Data shown:
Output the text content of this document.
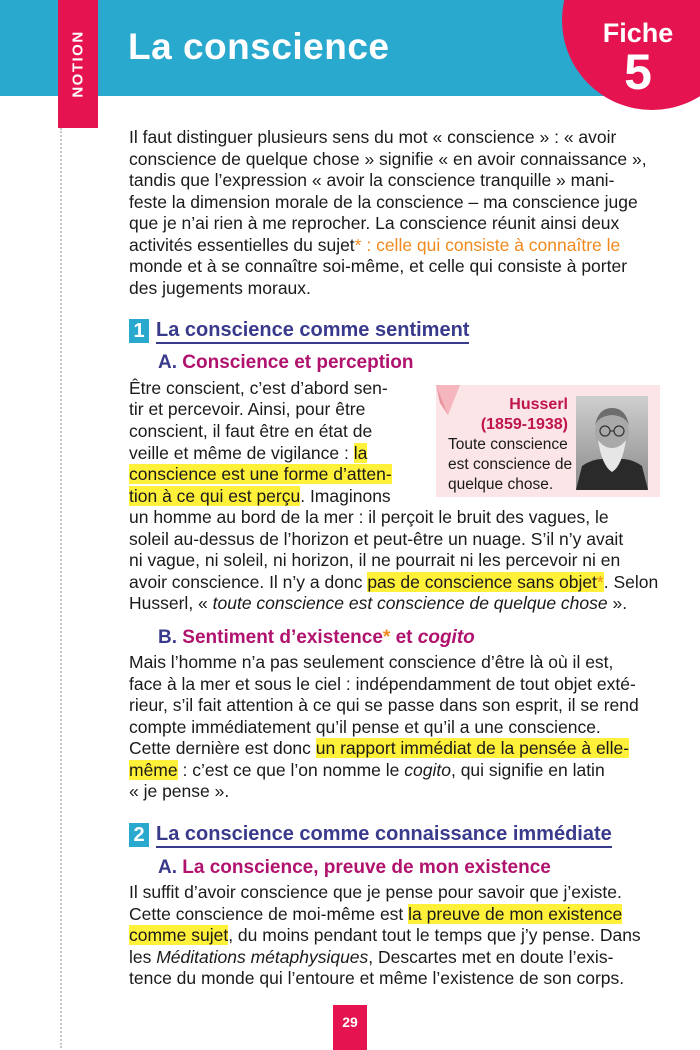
La conscience
NOTION	Fiche
5
Il faut distinguer plusieurs sens du mot « conscience » : « avoir
conscience de quelque chose » signifie « en avoir connaissance »,
tandis que l’expression « avoir la conscience tranquille » mani-
feste la dimension morale de la conscience – ma conscience juge
que je n’ai rien à me reprocher. La conscience réunit ainsi deux
activités essentielles du sujet* : celle qui consiste à connaître le
monde et à se connaître soi-même, et celle qui consiste à porter
des jugements moraux.
1 La conscience comme sentiment
A. Conscience et perception
Être conscient, c’est d’abord sen-
tir et percevoir. Ainsi, pour être
conscient, il faut être en état de
veille et même de vigilance : la
conscience est une forme d’atten-
tion à ce qui est perçu. Imaginons
un homme au bord de la mer : il perçoit le bruit des vagues, le
soleil au-dessus de l’horizon et peut-être un nuage. S’il n’y avait
ni vague, ni soleil, ni horizon, il ne pourrait ni les percevoir ni en
avoir conscience. Il n’y a donc pas de conscience sans objet*. Selon
Husserl, « toute conscience est conscience de quelque chose ».
Husserl
(1859-1938)
Toute conscience
est conscience de
quelque chose.
B. Sentiment d’existence* et cogito
Mais l’homme n’a pas seulement conscience d’être là où il est,
face à la mer et sous le ciel : indépendamment de tout objet exté-
rieur, s’il fait attention à ce qui se passe dans son esprit, il se rend
compte immédiatement qu’il pense et qu’il a une conscience.
Cette dernière est donc un rapport immédiat de la pensée à elle-
même : c’est ce que l’on nomme le cogito, qui signifie en latin
« je pense ».
2 La conscience comme connaissance immédiate
A. La conscience, preuve de mon existence
Il suffit d’avoir conscience que je pense pour savoir que j’existe.
Cette conscience de moi-même est la preuve de mon existence
comme sujet, du moins pendant tout le temps que j’y pense. Dans
les Méditations métaphysiques, Descartes met en doute l’exis-
tence du monde qui l’entoure et même l’existence de son corps.
29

Stated exercise:
Make an exact reproduction of the listing above, without any pictures.

Written solution:
Output the text content of this document.
La conscience
NOTION	Fiche
5
Il faut distinguer plusieurs sens du mot « conscience » : « avoir
conscience de quelque chose » signifie « en avoir connaissance »,
tandis que l’expression « avoir la conscience tranquille » mani-
feste la dimension morale de la conscience – ma conscience juge
que je n’ai rien à me reprocher. La conscience réunit ainsi deux
activités essentielles du sujet* : celle qui consiste à connaître le
monde et à se connaître soi-même, et celle qui consiste à porter
des jugements moraux.
1 La conscience comme sentiment
A. Conscience et perception
Être conscient, c’est d’abord sen-
tir et percevoir. Ainsi, pour être
conscient, il faut être en état de
veille et même de vigilance : la
conscience est une forme d’atten-
tion à ce qui est perçu. Imaginons
un homme au bord de la mer : il perçoit le bruit des vagues, le
soleil au-dessus de l’horizon et peut-être un nuage. S’il n’y avait
ni vague, ni soleil, ni horizon, il ne pourrait ni les percevoir ni en
avoir conscience. Il n’y a donc pas de conscience sans objet*. Selon
Husserl, « toute conscience est conscience de quelque chose ».
Husserl
(1859-1938)
Toute conscience
est conscience de
quelque chose.
B. Sentiment d’existence* et cogito
Mais l’homme n’a pas seulement conscience d’être là où il est,
face à la mer et sous le ciel : indépendamment de tout objet exté-
rieur, s’il fait attention à ce qui se passe dans son esprit, il se rend
compte immédiatement qu’il pense et qu’il a une conscience.
Cette dernière est donc un rapport immédiat de la pensée à elle-
même : c’est ce que l’on nomme le cogito, qui signifie en latin
« je pense ».
2 La conscience comme connaissance immédiate
A. La conscience, preuve de mon existence
Il suffit d’avoir conscience que je pense pour savoir que j’existe.
Cette conscience de moi-même est la preuve de mon existence
comme sujet, du moins pendant tout le temps que j’y pense. Dans
les Méditations métaphysiques, Descartes met en doute l’exis-
tence du monde qui l’entoure et même l’existence de son corps.
29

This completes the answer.